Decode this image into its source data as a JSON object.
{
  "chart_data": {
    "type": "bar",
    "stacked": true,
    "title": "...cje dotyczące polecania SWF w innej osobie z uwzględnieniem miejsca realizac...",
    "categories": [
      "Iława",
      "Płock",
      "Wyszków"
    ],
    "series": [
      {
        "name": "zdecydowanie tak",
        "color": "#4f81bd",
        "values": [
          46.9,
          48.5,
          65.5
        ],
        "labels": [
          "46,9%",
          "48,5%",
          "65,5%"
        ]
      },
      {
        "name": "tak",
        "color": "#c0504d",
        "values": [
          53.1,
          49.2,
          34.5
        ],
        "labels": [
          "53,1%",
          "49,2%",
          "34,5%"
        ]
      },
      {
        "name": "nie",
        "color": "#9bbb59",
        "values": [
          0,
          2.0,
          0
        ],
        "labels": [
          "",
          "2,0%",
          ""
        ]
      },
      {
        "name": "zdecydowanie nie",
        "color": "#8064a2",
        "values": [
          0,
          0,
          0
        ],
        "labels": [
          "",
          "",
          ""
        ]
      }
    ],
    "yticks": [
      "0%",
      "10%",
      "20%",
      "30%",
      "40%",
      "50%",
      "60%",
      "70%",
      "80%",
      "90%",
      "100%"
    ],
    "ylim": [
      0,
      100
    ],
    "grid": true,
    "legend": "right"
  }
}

WHAT YOU ARE ASKED TO DO ::
Compute the number of lines above that contain the string "zdecydowanie". Reply with that value only.

EXERCISE OUTPUT ::
2